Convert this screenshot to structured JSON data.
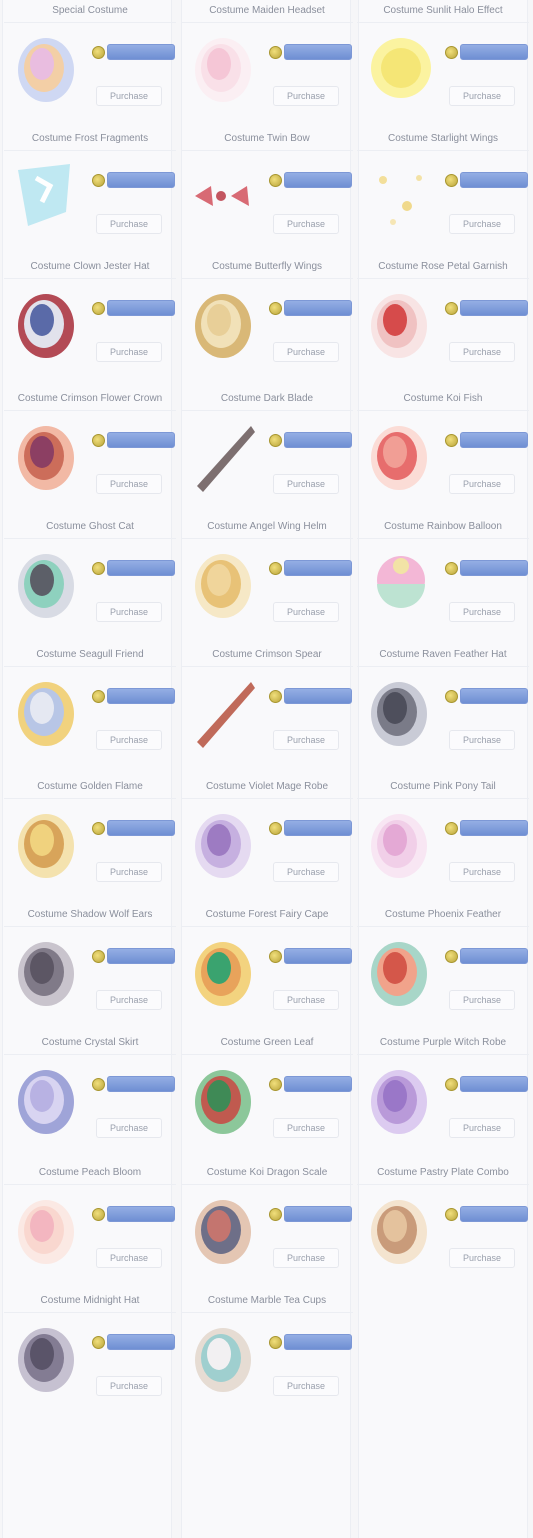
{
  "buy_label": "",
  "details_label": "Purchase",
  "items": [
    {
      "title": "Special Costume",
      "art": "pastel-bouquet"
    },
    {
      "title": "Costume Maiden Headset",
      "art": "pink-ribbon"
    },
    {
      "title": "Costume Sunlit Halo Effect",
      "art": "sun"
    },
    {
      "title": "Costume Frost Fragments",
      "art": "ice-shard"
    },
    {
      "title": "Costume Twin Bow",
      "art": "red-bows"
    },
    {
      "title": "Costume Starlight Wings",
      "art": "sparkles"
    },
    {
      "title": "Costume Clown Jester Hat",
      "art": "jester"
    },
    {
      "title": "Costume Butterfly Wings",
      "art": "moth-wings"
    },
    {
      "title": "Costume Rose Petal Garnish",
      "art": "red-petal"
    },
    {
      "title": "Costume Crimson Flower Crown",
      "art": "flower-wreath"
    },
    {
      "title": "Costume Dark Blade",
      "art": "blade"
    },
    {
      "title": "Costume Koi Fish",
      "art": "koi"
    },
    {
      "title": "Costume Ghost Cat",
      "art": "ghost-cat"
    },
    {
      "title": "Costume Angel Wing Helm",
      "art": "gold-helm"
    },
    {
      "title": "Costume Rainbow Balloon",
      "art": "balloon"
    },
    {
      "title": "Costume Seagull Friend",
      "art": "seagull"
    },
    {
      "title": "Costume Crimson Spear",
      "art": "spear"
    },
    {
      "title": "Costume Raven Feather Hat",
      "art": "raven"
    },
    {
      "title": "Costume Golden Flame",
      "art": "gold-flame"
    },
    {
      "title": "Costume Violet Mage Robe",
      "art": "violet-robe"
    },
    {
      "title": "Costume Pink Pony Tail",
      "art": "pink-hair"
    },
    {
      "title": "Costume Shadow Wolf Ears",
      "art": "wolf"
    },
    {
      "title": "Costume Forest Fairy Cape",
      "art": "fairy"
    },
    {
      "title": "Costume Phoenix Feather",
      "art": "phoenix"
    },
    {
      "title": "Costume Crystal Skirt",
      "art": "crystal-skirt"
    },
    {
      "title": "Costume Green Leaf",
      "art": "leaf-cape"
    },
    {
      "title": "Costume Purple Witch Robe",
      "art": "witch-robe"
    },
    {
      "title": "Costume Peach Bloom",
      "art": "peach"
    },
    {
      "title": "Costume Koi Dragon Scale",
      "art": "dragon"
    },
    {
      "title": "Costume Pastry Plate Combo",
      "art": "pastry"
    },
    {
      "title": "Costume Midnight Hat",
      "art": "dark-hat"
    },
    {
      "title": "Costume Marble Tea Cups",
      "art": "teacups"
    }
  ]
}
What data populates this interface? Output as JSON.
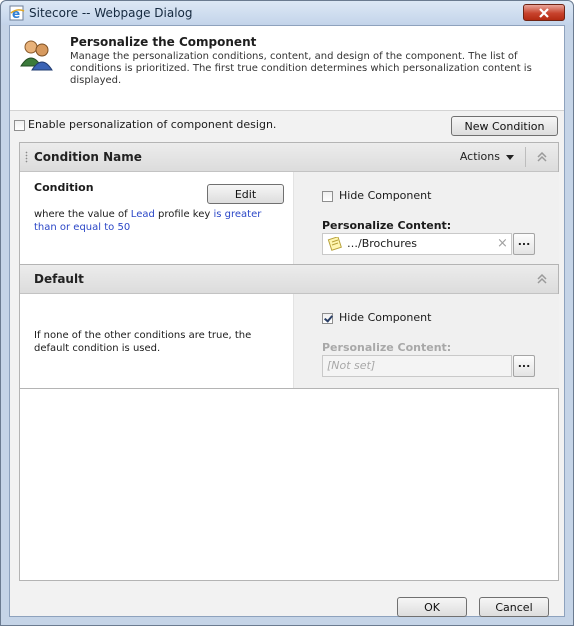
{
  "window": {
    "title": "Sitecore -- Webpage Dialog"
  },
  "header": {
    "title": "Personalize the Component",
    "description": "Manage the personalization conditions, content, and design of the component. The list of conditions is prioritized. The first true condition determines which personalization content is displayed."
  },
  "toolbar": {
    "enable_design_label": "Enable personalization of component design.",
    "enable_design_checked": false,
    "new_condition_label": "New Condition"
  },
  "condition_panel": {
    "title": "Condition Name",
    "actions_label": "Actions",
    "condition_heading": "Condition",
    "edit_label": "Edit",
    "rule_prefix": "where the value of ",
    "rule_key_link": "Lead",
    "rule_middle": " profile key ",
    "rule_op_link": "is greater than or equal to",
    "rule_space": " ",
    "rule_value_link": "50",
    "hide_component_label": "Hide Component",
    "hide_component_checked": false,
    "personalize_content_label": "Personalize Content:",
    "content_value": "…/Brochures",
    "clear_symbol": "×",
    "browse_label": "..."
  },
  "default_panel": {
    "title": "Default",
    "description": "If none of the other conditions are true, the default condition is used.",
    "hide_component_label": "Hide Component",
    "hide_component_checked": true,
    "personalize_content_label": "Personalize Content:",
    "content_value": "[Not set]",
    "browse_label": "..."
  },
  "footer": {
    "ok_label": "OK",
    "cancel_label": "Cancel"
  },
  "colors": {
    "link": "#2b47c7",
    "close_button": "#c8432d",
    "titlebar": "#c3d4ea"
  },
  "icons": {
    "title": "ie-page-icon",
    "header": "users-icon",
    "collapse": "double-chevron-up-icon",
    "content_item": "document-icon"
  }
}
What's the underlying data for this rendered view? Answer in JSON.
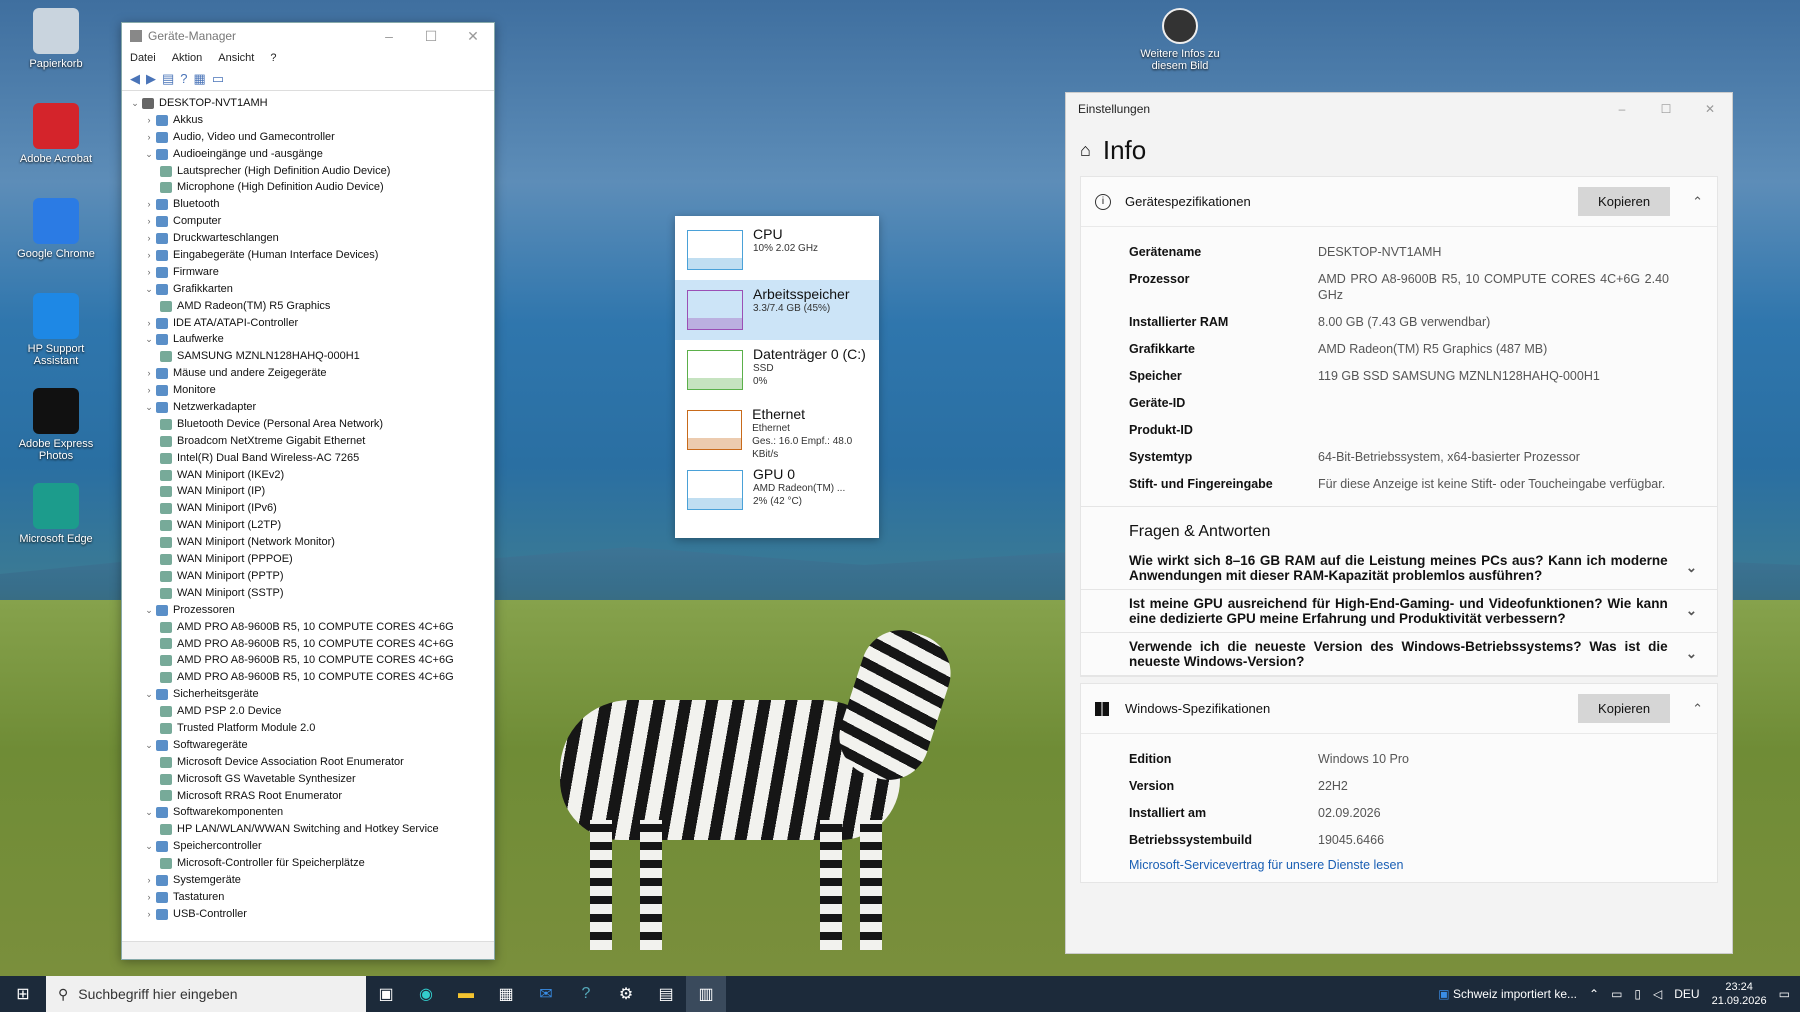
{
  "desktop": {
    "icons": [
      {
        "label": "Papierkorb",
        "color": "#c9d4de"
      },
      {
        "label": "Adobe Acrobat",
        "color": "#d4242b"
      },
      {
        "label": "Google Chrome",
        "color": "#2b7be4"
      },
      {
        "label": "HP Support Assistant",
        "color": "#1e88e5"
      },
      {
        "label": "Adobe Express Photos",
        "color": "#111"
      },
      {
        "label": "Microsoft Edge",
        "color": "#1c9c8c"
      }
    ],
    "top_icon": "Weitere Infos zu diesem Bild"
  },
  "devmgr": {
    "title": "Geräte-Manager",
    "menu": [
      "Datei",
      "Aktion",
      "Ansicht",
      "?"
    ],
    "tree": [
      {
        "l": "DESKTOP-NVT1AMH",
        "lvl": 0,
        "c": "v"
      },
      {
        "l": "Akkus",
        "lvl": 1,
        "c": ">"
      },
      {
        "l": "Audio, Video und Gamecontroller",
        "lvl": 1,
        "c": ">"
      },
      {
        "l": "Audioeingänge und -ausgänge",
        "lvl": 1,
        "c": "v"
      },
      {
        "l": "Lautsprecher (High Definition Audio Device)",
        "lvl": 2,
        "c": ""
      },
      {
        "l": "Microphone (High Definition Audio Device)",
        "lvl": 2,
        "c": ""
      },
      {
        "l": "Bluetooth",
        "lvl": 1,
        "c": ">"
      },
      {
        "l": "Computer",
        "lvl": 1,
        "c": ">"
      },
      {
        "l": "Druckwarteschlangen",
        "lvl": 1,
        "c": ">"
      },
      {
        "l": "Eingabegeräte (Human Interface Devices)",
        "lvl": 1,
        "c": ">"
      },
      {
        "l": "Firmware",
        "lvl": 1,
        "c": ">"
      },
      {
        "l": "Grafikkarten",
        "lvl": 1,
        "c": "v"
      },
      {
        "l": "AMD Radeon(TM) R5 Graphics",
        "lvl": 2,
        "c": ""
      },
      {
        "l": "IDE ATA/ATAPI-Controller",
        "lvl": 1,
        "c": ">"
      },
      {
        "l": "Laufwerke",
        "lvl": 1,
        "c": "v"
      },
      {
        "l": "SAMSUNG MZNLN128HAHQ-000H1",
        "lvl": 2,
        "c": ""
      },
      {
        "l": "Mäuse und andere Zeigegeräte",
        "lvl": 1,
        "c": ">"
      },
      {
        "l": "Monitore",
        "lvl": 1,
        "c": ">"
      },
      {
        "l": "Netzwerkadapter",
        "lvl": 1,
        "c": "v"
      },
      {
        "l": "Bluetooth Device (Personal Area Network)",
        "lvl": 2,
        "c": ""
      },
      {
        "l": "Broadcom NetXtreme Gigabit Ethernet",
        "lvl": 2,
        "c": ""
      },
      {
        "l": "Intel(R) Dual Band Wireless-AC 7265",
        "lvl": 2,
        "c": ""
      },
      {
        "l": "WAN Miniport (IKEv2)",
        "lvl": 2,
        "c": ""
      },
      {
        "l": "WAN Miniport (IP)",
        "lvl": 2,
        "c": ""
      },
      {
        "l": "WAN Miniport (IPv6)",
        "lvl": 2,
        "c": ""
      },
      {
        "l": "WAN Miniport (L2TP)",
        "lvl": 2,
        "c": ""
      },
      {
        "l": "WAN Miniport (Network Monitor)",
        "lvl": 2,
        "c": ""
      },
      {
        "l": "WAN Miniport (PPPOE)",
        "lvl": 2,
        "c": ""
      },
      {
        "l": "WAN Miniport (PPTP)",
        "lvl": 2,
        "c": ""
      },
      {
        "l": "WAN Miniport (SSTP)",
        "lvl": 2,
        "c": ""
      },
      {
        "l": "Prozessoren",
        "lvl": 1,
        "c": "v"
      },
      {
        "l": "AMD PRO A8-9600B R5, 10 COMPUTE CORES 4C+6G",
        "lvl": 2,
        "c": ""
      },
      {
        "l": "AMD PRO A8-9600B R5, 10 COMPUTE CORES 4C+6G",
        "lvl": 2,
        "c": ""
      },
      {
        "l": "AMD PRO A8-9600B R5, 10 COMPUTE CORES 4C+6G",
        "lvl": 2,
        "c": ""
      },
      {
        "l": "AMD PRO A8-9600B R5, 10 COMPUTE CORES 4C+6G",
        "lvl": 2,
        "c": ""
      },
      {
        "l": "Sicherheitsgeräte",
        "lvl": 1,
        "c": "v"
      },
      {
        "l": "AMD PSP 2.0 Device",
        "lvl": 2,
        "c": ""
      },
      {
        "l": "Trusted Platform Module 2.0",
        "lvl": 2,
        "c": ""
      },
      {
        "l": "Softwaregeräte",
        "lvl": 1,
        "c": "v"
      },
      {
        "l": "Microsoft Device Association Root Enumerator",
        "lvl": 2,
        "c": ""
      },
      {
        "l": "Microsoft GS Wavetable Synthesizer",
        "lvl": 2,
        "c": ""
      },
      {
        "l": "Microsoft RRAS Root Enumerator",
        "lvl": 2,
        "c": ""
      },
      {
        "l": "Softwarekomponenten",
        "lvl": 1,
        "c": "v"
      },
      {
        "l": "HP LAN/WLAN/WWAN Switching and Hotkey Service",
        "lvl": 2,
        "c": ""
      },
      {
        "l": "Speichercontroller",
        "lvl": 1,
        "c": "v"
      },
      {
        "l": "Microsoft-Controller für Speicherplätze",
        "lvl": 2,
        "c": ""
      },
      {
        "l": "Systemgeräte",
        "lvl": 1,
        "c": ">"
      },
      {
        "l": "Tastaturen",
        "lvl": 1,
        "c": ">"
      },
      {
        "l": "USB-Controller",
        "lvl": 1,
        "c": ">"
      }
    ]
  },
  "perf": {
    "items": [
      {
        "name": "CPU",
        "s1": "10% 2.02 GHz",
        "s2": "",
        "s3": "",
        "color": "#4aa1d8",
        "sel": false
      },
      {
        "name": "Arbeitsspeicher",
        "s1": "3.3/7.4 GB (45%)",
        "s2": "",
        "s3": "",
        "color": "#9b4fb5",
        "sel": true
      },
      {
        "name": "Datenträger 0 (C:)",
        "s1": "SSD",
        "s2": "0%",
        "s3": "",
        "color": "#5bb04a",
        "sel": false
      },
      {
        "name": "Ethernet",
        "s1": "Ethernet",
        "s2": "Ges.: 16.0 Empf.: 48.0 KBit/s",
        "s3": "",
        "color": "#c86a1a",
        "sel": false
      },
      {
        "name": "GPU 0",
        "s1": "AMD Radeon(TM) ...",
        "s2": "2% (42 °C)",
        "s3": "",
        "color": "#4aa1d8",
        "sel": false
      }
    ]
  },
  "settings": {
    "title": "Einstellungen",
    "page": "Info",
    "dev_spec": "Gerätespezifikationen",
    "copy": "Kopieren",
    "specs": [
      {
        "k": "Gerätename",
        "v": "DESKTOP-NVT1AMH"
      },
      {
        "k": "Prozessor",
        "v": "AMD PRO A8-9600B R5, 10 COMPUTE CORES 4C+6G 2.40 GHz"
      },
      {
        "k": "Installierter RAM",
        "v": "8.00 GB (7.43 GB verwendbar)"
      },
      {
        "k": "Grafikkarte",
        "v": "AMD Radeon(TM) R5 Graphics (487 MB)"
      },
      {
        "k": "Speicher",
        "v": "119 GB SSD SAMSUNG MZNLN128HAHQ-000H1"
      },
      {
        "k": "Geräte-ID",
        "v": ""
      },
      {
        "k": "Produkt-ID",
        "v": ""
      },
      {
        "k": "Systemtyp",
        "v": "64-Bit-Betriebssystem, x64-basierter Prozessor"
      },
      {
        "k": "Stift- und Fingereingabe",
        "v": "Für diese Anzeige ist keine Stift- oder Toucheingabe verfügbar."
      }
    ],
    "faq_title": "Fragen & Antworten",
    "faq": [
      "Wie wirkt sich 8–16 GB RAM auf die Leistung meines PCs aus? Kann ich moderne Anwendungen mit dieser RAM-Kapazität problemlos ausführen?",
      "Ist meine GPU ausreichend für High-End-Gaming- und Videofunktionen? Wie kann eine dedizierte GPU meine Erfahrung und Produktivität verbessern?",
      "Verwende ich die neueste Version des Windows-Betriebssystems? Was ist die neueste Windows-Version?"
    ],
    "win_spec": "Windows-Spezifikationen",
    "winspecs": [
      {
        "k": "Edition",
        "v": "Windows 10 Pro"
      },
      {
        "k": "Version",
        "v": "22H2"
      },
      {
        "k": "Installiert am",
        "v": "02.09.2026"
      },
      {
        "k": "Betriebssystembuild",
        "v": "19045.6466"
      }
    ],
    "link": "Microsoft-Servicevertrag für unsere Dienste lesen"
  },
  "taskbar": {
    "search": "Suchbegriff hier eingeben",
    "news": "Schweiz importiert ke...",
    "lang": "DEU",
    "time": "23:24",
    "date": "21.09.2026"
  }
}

⁂

WHAT IS NEEDED: Go over the data above and copy every line that has the word "description" in it.

OUTPUT FOR THIS EXERCISE:
    "description": "Manage the personalization conditions, content, and design of the component. The list of conditions is prioritized. The first true condition determines which personalization content is displayed."
    "description": "If none of the other conditions are true, the default condition is used.",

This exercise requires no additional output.